Report how many lines of the records below include the word "sent". Give nothing but the number.

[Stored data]
------------------------------------

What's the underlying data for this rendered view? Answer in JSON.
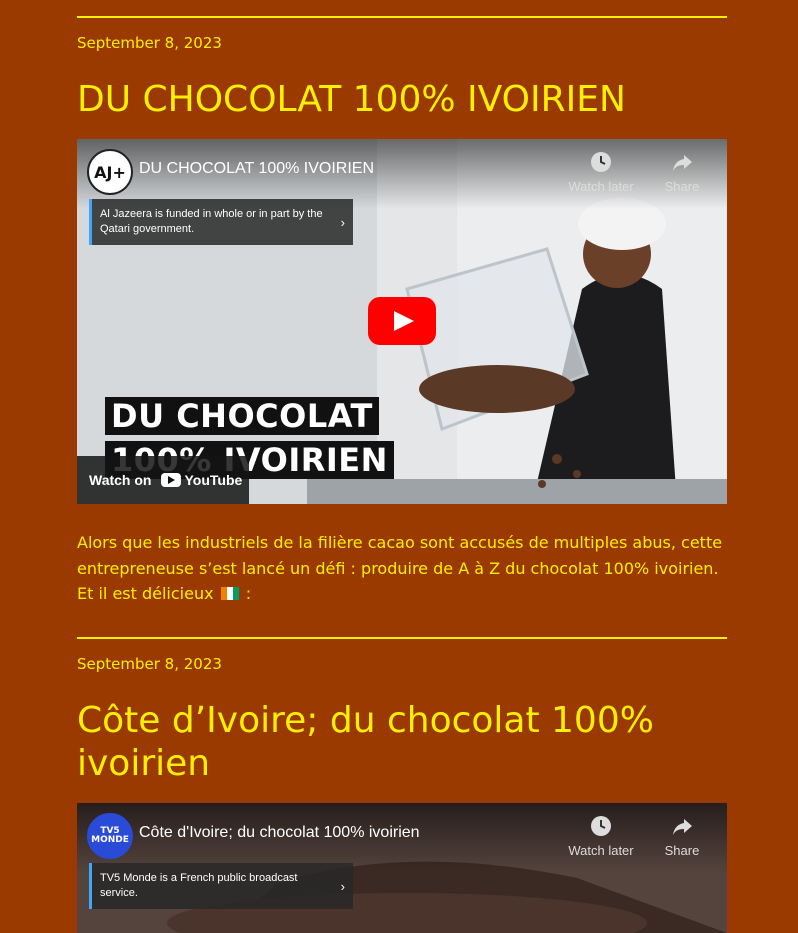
{
  "posts": [
    {
      "date": "September 8, 2023",
      "title": "DU CHOCOLAT 100% IVOIRIEN",
      "video": {
        "channel_logo_text": "AJ+",
        "title": "DU CHOCOLAT 100% IVOIRIEN",
        "watch_later": "Watch later",
        "share": "Share",
        "funding_notice": "Al Jazeera is funded in whole or in part by the Qatari government.",
        "overlay_line1": "DU CHOCOLAT",
        "overlay_line2": "100% IVOIRIEN",
        "watch_on": "Watch on",
        "youtube": "YouTube"
      },
      "body": "Alors que les industriels de la filière cacao sont accusés de multiples abus, cette entrepreneuse s’est lancé un défi : produire de A à Z du chocolat 100% ivoirien. Et il est délicieux",
      "body_end": " :"
    },
    {
      "date": "September 8, 2023",
      "title": "Côte d’Ivoire; du chocolat 100% ivoirien",
      "video": {
        "channel_logo_text": "TV5 MONDE",
        "title": "Côte d'Ivoire; du chocolat 100% ivoirien",
        "watch_later": "Watch later",
        "share": "Share",
        "funding_notice": "TV5 Monde is a French public broadcast service."
      }
    }
  ],
  "colors": {
    "background": "#9a3a00",
    "text": "#ffef00",
    "play_button": "#ff0000"
  }
}
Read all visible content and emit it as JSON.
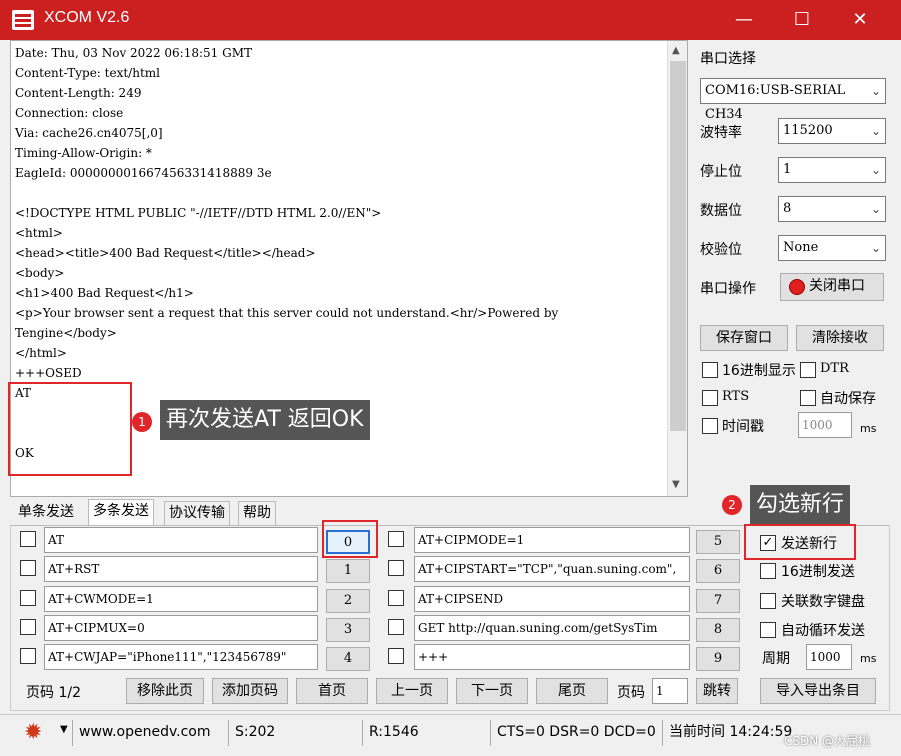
{
  "window": {
    "title": "XCOM V2.6",
    "minimize": "—",
    "maximize": "☐",
    "close": "✕"
  },
  "receive_lines": [
    "Date: Thu, 03 Nov 2022 06:18:51 GMT",
    "Content-Type: text/html",
    "Content-Length: 249",
    "Connection: close",
    "Via: cache26.cn4075[,0]",
    "Timing-Allow-Origin: *",
    "EagleId: 000000001667456331418889 3e",
    "",
    "<!DOCTYPE HTML PUBLIC \"-//IETF//DTD HTML 2.0//EN\">",
    "<html>",
    "<head><title>400 Bad Request</title></head>",
    "<body>",
    "<h1>400 Bad Request</h1>",
    "<p>Your browser sent a request that this server could not understand.<hr/>Powered by",
    "Tengine</body>",
    "</html>",
    "+++OSED",
    "AT",
    "",
    "",
    "OK"
  ],
  "settings": {
    "port_select_label": "串口选择",
    "port_value": "COM16:USB-SERIAL CH34",
    "baud_label": "波特率",
    "baud_value": "115200",
    "stop_label": "停止位",
    "stop_value": "1",
    "data_label": "数据位",
    "data_value": "8",
    "parity_label": "校验位",
    "parity_value": "None",
    "port_op_label": "串口操作",
    "close_port_button": "关闭串口",
    "save_window_button": "保存窗口",
    "clear_recv_button": "清除接收",
    "hex_display_label": "16进制显示",
    "dtr_label": "DTR",
    "rts_label": "RTS",
    "auto_save_label": "自动保存",
    "timestamp_label": "时间戳",
    "timestamp_value": "1000",
    "timestamp_unit": "ms"
  },
  "tabs": [
    "单条发送",
    "多条发送",
    "协议传输",
    "帮助"
  ],
  "multi_send": {
    "left_rows": [
      {
        "text": "AT",
        "num": "0"
      },
      {
        "text": "AT+RST",
        "num": "1"
      },
      {
        "text": "AT+CWMODE=1",
        "num": "2"
      },
      {
        "text": "AT+CIPMUX=0",
        "num": "3"
      },
      {
        "text": "AT+CWJAP=\"iPhone111\",\"123456789\"",
        "num": "4"
      }
    ],
    "right_rows": [
      {
        "text": "AT+CIPMODE=1",
        "num": "5"
      },
      {
        "text": "AT+CIPSTART=\"TCP\",\"quan.suning.com\",",
        "num": "6"
      },
      {
        "text": "AT+CIPSEND",
        "num": "7"
      },
      {
        "text": "GET http://quan.suning.com/getSysTim",
        "num": "8"
      },
      {
        "text": "+++",
        "num": "9"
      }
    ],
    "send_newline_label": "发送新行",
    "hex_send_label": "16进制发送",
    "link_keypad_label": "关联数字键盘",
    "auto_loop_label": "自动循环发送",
    "period_label": "周期",
    "period_value": "1000",
    "period_unit": "ms"
  },
  "pager": {
    "page_info": "页码 1/2",
    "remove_page": "移除此页",
    "add_page": "添加页码",
    "first_page": "首页",
    "prev_page": "上一页",
    "next_page": "下一页",
    "last_page": "尾页",
    "page_label": "页码",
    "page_value": "1",
    "jump": "跳转",
    "import_export": "导入导出条目"
  },
  "statusbar": {
    "website": "www.openedv.com",
    "sent": "S:202",
    "received": "R:1546",
    "signals": "CTS=0 DSR=0 DCD=0",
    "time": "当前时间 14:24:59"
  },
  "annotations": {
    "badge1": "1",
    "tip1": "再次发送AT  返回OK",
    "badge2": "2",
    "tip2": "勾选新行"
  },
  "watermark": "CSDN @大屁桃"
}
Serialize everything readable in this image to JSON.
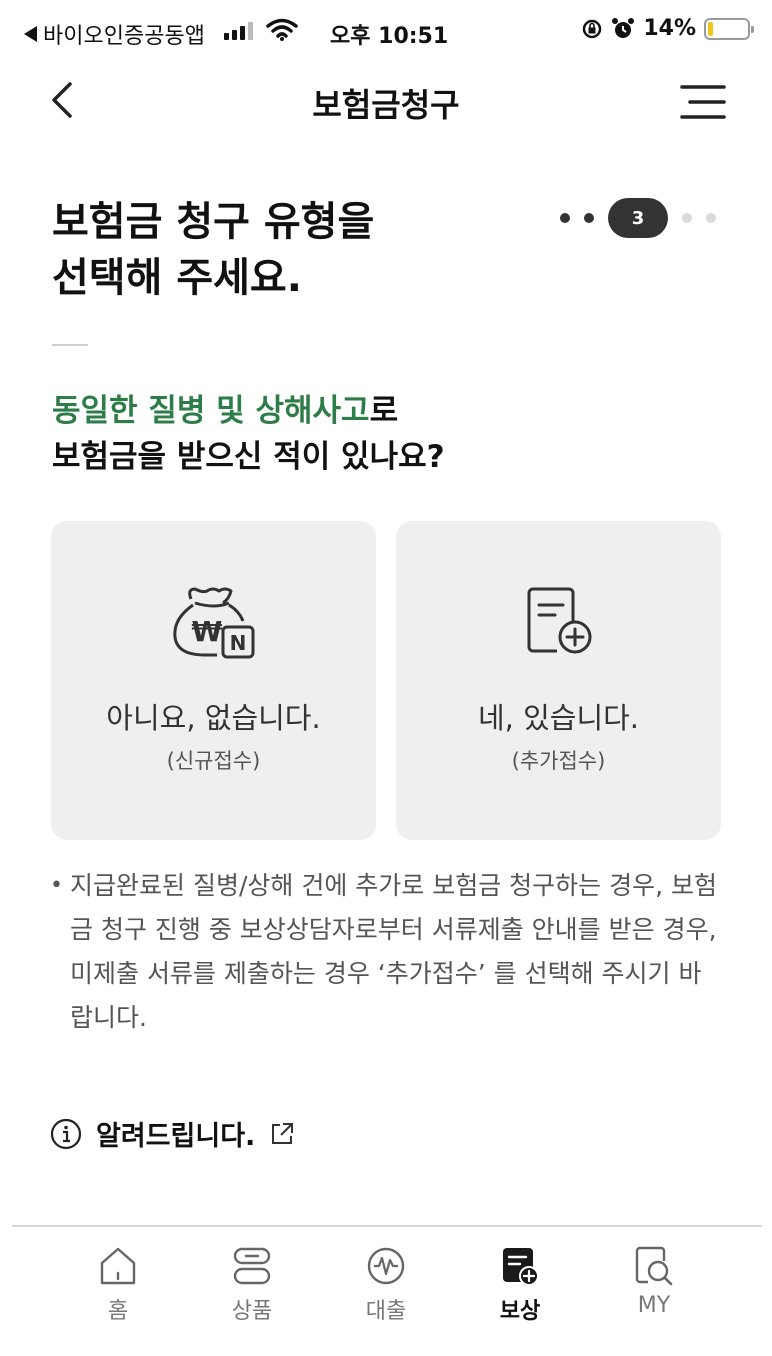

------------------------------------

# Final answer
2